> _Task goal_
Look for the string "ffffff" in every line, and copy each line that has it.

> _Rows_
## BEGIN
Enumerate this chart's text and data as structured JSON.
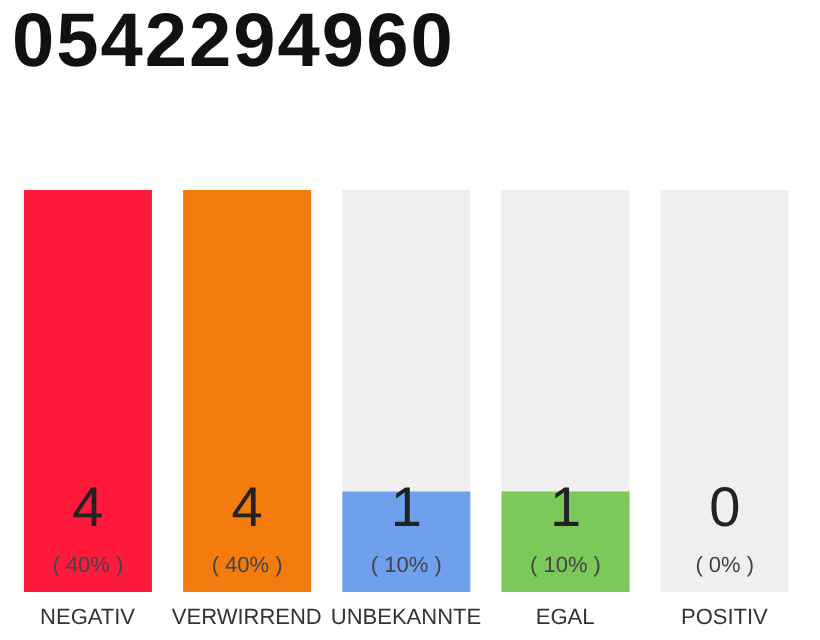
{
  "chart_data": {
    "type": "bar",
    "title": "0542294960",
    "categories": [
      "NEGATIV",
      "VERWIRREND",
      "UNBEKANNTE",
      "EGAL",
      "POSITIV"
    ],
    "values": [
      4,
      4,
      1,
      1,
      0
    ],
    "colors": [
      "#ff1a3c",
      "#f47c0e",
      "#6ea0ee",
      "#7dc85a",
      "#cccccc"
    ],
    "value_labels": [
      "4 ( 40% )",
      "4 ( 40% )",
      "1 ( 10% )",
      "1 ( 10% )",
      "0 ( 0% )"
    ]
  }
}
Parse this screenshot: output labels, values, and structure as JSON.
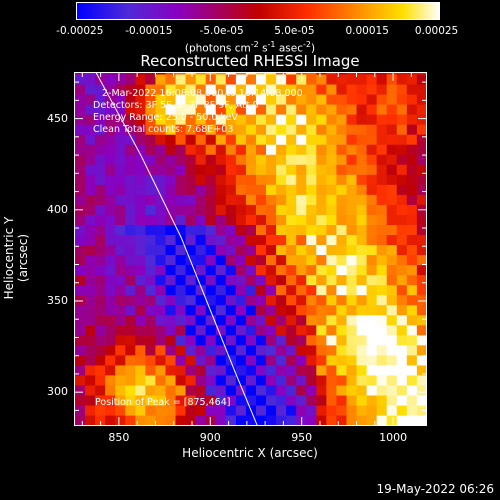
{
  "chart_data": {
    "type": "heatmap",
    "title": "Reconstructed RHESSI Image",
    "xlabel": "Heliocentric X (arcsec)",
    "ylabel": "Heliocentric Y (arcsec)",
    "xlim": [
      826,
      1018
    ],
    "ylim": [
      282,
      475
    ],
    "x_ticks": [
      "850",
      "900",
      "950",
      "1000"
    ],
    "x_tick_values": [
      850,
      900,
      950,
      1000
    ],
    "y_ticks": [
      "300",
      "350",
      "400",
      "450"
    ],
    "y_tick_values": [
      300,
      350,
      400,
      450
    ],
    "colorbar": {
      "range": [
        -0.00025,
        0.00025
      ],
      "ticks": [
        "-0.00025",
        "-0.00015",
        "-5.0e-05",
        "5.0e-05",
        "0.00015",
        "0.00025"
      ],
      "tick_values": [
        -0.00025,
        -0.00015,
        -5e-05,
        5e-05,
        0.00015,
        0.00025
      ],
      "units_main": "(photons cm",
      "units_exp1": "-2",
      "units_mid": " s",
      "units_exp2": "-1",
      "units_mid2": " asec",
      "units_exp3": "-2",
      "units_end": ")",
      "colormap": [
        "#0000ff",
        "#4e2ad8",
        "#8a00c0",
        "#c00000",
        "#ff3000",
        "#ff9000",
        "#ffe000",
        "#ffffff"
      ]
    },
    "limb_curve": {
      "color": "#ffffff",
      "points": [
        [
          836,
          478
        ],
        [
          862,
          430
        ],
        [
          884,
          385
        ],
        [
          900,
          345
        ],
        [
          914,
          310
        ],
        [
          926,
          281
        ]
      ]
    },
    "annotations": [
      "2-Mar-2022 16:08:08.000 to 16:14:08.000",
      "Detectors: 3F 5F 6F 7F 8F 9F, Att 0",
      "Energy Range: 25.0 - 50.0 keV",
      "Clean    Total counts: 7.68E+03"
    ],
    "peak_label": "Position of Peak = [875,464]",
    "peak_position": [
      875,
      464
    ]
  },
  "timestamp": "19-May-2022 06:26"
}
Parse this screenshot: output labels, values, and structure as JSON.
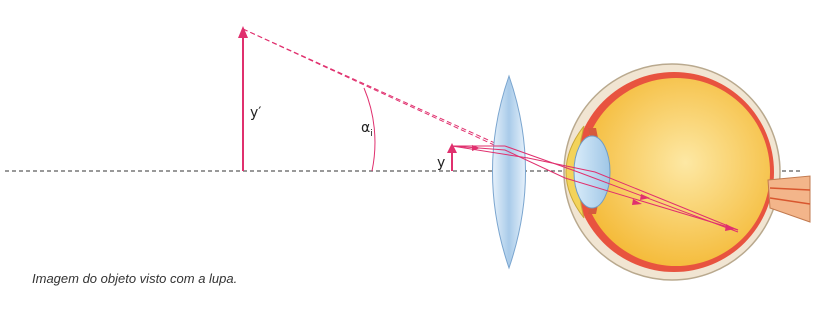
{
  "diagram": {
    "caption": "Imagem do objeto visto com a lupa.",
    "labels": {
      "image_height": "y′",
      "object_height": "y",
      "angle_symbol": "α",
      "angle_subscript": "i"
    },
    "colors": {
      "ray": "#e0306e",
      "arrow": "#e0306e",
      "axis": "#333333",
      "lens_fill": "#bcd6ef",
      "eye_body": "#f6c24a",
      "sclera": "#f1e5d2"
    }
  }
}
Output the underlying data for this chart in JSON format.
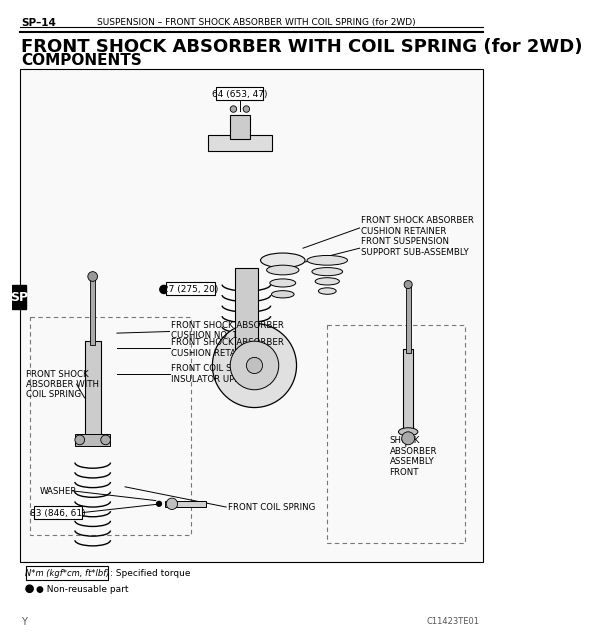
{
  "page_id": "SP-14",
  "header_left": "SP–14",
  "header_center": "SUSPENSION – FRONT SHOCK ABSORBER WITH COIL SPRING (for 2WD)",
  "title_line1": "FRONT SHOCK ABSORBER WITH COIL SPRING (for 2WD)",
  "title_line2": "COMPONENTS",
  "torque_label1": "64 (653, 47)",
  "torque_label2": "27 (275, 20)",
  "torque_label3": "83 (846, 61)",
  "legend_torque": "N*m (kgf*cm, ft*lbf)",
  "legend_torque_desc": ": Specified torque",
  "legend_nonreuse": "● Non-reusable part",
  "diagram_id": "C11423TE01",
  "side_label": "SP",
  "footer_y": "Y",
  "parts": [
    "FRONT SHOCK ABSORBER\nCUSHION RETAINER",
    "FRONT SUSPENSION\nSUPPORT SUB-ASSEMBLY",
    "FRONT SHOCK ABSORBER\nCUSHION NO. 1",
    "FRONT SHOCK ABSORBER\nCUSHION RETAINER",
    "FRONT SHOCK\nABSORBER WITH\nCOIL SPRING",
    "FRONT COIL SPRING\nINSULATOR UPPER",
    "WASHER",
    "FRONT COIL SPRING",
    "SHOCK\nABSORBER\nASSEMBLY\nFRONT"
  ],
  "bg_color": "#ffffff",
  "border_color": "#000000",
  "text_color": "#000000",
  "gray_color": "#555555"
}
## END
> _Exercise result_
        "#ffffff"
      "color": "#ffffff",
  "bg_color": "#ffffff",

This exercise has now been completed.